> _DIRECTION_
Look below. Copy each line that has "upper" in it.

::::::

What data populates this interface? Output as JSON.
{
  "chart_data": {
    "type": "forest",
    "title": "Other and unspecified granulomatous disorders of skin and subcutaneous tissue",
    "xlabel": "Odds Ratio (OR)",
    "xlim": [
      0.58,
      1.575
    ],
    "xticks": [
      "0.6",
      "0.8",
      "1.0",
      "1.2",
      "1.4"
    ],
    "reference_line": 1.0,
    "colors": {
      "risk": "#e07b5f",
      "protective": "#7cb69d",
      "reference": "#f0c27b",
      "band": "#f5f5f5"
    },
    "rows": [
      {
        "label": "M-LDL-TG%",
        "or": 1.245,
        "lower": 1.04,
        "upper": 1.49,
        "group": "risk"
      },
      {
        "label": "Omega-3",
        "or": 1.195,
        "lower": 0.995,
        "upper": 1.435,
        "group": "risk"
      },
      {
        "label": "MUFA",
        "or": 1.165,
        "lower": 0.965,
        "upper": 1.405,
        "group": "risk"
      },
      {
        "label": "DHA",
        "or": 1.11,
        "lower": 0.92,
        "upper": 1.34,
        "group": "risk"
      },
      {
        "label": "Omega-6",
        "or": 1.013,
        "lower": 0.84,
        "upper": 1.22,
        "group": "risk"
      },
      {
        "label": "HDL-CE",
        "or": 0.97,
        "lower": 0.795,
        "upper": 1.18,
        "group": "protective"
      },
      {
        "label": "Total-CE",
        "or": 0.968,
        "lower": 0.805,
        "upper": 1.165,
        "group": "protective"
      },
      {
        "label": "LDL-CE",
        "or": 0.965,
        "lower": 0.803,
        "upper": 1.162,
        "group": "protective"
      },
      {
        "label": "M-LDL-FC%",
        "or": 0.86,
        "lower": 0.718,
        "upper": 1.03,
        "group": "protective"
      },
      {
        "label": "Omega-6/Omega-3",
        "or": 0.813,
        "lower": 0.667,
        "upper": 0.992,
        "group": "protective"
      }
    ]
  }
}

::::::

> _SOLUTION TO THIS EXERCISE_
        "upper": 1.49,
        "upper": 1.435,
        "upper": 1.405,
        "upper": 1.34,
        "upper": 1.22,
        "upper": 1.18,
        "upper": 1.165,
        "upper": 1.162,
        "upper": 1.03,
        "upper": 0.992,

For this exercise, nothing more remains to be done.